◆ Aim:
Locate each line in the records containing "this". Copy it.

◆ Input rows:
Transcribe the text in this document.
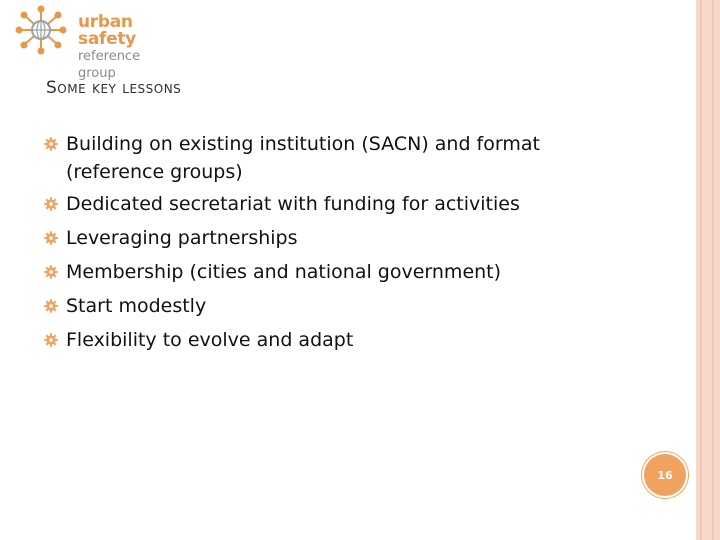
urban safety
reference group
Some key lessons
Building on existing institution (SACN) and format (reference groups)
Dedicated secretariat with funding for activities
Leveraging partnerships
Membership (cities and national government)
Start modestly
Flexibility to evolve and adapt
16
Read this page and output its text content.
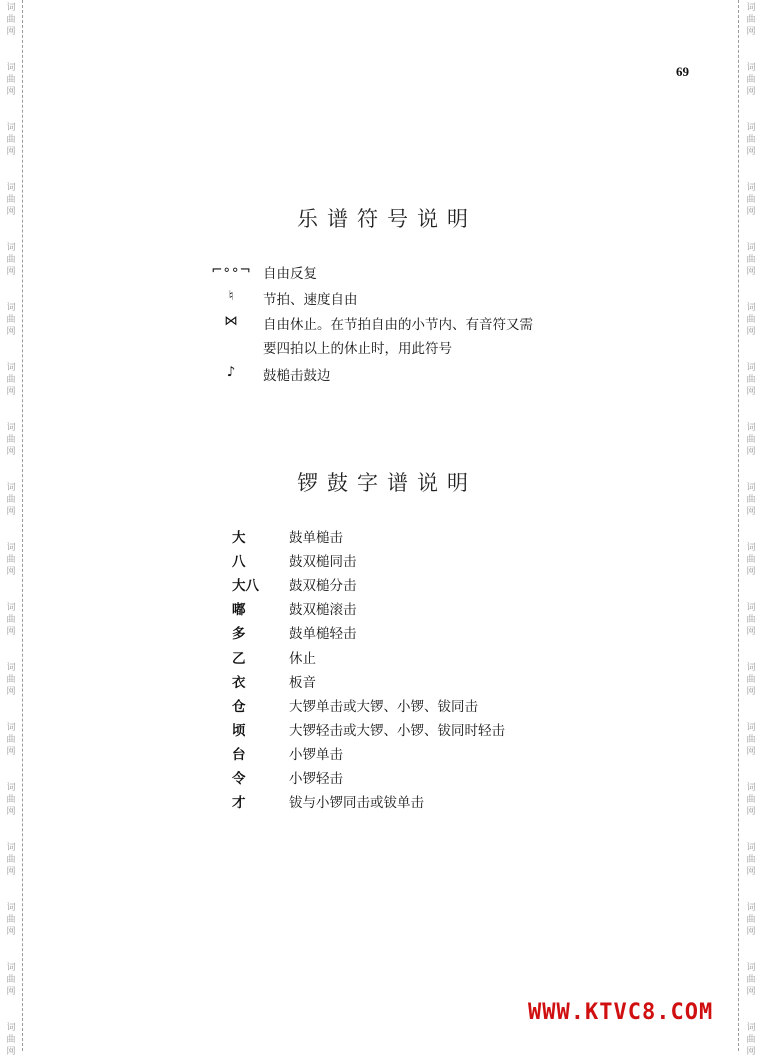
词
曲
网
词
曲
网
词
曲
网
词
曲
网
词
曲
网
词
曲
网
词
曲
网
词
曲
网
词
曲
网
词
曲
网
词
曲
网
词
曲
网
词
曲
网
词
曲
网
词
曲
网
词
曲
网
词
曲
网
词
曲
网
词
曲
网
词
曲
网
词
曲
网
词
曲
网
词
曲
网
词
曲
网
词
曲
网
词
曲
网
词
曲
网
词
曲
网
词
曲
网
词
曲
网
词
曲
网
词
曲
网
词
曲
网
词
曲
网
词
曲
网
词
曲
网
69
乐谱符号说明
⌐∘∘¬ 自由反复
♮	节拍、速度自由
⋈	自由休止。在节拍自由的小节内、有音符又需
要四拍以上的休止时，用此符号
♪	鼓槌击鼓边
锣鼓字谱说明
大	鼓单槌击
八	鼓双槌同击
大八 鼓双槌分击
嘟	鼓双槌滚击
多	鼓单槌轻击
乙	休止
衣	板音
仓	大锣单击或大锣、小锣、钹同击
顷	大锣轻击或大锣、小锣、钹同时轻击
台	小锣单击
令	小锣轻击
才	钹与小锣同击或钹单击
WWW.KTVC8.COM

◆ Task output:
Transcribe the text in this document.
Read this page and output its text content.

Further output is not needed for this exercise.